:: Provided records ::

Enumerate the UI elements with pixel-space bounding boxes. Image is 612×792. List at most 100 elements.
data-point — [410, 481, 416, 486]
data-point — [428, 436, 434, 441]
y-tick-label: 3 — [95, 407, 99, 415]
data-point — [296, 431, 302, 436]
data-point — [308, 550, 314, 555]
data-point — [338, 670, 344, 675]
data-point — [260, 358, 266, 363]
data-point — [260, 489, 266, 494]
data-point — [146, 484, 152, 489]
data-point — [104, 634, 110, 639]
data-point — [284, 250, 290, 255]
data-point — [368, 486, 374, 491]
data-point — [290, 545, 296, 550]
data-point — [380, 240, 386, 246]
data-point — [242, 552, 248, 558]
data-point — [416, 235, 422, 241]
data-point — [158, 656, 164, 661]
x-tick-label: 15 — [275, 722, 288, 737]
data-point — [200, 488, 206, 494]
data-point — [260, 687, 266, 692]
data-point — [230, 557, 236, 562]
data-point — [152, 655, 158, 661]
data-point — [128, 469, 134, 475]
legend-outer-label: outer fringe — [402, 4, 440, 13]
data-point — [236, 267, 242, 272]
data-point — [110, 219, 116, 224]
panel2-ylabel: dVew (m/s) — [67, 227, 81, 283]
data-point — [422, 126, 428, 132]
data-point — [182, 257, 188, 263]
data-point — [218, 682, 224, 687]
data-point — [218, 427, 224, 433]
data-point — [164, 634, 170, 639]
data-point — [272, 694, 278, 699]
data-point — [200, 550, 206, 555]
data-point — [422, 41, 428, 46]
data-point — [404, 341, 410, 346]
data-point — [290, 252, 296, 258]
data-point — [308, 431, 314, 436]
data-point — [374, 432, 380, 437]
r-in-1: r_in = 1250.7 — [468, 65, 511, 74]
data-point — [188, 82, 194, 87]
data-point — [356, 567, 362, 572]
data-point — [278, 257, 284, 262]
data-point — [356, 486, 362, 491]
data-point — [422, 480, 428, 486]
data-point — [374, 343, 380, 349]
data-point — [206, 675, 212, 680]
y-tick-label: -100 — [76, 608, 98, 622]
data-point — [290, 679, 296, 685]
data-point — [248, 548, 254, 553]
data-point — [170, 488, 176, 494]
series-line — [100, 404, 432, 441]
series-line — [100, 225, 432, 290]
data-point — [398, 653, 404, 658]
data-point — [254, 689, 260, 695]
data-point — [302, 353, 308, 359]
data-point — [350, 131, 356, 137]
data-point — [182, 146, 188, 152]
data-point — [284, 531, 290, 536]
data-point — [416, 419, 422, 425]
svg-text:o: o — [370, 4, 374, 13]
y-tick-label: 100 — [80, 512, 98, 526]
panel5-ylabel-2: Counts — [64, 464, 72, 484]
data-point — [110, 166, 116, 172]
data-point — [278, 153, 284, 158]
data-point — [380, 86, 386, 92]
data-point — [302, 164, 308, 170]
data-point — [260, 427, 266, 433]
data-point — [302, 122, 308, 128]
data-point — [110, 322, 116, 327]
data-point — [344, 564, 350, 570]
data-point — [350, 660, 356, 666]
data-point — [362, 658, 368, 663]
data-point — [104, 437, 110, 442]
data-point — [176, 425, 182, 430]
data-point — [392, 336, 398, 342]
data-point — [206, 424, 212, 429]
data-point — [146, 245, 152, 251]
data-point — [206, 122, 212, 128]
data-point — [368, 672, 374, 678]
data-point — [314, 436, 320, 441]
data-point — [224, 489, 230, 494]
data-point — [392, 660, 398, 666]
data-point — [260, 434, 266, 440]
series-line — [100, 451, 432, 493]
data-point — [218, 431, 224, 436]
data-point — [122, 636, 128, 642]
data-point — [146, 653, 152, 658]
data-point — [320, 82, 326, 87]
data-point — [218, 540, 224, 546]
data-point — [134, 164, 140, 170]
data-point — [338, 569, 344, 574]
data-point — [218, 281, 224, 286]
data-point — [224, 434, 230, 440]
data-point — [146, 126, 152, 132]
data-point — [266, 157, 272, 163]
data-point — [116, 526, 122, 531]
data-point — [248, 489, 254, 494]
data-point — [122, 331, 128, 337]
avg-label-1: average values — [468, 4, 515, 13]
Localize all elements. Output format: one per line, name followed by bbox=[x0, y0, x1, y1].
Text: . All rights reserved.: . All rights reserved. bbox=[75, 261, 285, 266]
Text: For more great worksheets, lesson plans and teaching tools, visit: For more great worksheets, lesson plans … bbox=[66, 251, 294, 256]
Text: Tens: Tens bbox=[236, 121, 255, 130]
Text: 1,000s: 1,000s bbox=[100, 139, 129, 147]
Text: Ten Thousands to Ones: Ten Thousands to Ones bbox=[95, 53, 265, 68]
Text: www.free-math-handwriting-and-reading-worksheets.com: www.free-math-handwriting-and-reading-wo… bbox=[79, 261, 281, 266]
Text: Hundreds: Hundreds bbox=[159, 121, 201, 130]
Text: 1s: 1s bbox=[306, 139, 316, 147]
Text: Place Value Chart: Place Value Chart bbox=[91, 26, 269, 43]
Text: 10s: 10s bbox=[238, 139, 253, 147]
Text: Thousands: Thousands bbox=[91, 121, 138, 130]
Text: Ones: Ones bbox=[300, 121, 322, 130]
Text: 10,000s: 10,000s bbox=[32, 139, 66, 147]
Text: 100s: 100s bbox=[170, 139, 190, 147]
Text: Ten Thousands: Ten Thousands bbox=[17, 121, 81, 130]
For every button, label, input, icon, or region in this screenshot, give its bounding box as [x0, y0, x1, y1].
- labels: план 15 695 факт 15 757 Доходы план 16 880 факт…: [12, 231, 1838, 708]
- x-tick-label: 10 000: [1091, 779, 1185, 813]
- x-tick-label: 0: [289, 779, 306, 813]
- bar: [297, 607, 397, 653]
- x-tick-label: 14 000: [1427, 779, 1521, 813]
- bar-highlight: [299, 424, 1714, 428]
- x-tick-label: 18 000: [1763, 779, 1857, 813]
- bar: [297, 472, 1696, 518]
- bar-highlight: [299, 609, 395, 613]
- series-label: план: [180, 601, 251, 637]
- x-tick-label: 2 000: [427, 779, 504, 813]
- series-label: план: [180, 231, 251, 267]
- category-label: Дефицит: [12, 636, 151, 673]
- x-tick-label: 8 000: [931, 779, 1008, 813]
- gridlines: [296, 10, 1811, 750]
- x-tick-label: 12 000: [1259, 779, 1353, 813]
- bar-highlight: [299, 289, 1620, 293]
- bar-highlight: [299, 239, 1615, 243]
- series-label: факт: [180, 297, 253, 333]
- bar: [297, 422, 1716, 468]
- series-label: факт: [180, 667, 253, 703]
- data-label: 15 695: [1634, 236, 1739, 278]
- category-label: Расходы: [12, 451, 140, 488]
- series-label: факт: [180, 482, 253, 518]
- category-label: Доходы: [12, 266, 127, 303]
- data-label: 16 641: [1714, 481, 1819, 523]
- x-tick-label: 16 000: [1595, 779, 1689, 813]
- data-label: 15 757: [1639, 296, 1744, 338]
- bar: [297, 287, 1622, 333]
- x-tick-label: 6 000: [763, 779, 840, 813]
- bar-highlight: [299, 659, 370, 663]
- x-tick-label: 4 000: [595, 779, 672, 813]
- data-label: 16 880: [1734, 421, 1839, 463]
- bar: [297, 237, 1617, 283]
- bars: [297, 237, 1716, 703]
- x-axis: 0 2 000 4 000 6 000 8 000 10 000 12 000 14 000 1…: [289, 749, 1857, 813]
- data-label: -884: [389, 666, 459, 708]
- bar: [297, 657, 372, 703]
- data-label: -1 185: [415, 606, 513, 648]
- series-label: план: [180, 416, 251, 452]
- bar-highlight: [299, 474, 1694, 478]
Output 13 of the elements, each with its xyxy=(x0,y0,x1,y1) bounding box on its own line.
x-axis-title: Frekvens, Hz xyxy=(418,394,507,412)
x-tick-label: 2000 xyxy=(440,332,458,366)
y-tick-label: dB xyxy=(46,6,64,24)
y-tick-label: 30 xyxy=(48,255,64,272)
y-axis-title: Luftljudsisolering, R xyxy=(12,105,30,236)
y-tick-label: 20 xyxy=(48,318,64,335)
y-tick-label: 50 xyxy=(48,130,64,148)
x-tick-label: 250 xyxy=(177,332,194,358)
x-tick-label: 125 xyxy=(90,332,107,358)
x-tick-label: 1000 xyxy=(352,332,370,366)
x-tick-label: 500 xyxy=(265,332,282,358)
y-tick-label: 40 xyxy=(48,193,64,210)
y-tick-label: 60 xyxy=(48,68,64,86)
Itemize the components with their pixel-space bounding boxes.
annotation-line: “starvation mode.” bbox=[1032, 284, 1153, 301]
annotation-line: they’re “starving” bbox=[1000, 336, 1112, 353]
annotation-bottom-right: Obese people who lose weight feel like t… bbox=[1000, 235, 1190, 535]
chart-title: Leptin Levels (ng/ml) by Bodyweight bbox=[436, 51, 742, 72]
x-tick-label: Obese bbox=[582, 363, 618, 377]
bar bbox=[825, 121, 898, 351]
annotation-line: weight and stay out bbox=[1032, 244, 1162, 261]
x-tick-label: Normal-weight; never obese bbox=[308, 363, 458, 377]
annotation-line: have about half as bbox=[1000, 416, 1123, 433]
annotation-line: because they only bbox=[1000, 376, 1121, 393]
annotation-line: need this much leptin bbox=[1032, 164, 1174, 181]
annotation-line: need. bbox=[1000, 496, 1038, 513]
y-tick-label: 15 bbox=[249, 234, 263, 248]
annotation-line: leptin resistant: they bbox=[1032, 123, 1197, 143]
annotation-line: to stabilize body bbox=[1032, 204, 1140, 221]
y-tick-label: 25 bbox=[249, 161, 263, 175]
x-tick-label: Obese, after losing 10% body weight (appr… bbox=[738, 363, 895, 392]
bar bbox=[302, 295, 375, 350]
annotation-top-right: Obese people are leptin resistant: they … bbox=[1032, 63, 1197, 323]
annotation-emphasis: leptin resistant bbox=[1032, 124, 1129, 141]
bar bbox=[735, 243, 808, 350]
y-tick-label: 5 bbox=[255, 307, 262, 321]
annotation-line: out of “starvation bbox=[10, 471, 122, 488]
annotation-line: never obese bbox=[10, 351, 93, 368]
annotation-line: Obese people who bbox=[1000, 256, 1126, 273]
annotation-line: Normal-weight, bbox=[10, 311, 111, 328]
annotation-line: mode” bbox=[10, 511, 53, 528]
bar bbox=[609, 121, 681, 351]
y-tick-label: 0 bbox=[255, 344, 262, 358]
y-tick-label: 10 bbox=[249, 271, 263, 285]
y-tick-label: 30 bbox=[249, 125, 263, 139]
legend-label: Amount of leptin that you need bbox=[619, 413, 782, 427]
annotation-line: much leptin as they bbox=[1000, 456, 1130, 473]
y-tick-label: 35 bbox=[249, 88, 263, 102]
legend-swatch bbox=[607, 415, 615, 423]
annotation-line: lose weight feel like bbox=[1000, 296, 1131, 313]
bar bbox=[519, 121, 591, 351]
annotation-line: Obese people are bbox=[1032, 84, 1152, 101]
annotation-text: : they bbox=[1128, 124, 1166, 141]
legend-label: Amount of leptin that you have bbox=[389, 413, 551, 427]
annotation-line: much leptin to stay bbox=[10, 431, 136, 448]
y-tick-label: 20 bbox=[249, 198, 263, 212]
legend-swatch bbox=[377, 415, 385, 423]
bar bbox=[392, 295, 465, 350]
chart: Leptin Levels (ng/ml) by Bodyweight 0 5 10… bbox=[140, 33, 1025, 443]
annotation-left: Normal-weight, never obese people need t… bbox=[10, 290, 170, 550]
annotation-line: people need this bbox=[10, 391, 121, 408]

:::

### [Instructions for the task]
Repeat word for word everything from the start of the records down to the line containing "data-point — [380, 240, 386, 246]", including that line.

### [Result of this exercise]
Enumerate the UI elements with pixel-space bounding boxes. Image is 612×792. List at most 100 elements.
data-point — [410, 481, 416, 486]
data-point — [428, 436, 434, 441]
y-tick-label: 3 — [95, 407, 99, 415]
data-point — [296, 431, 302, 436]
data-point — [308, 550, 314, 555]
data-point — [338, 670, 344, 675]
data-point — [260, 358, 266, 363]
data-point — [260, 489, 266, 494]
data-point — [146, 484, 152, 489]
data-point — [104, 634, 110, 639]
data-point — [284, 250, 290, 255]
data-point — [368, 486, 374, 491]
data-point — [290, 545, 296, 550]
data-point — [380, 240, 386, 246]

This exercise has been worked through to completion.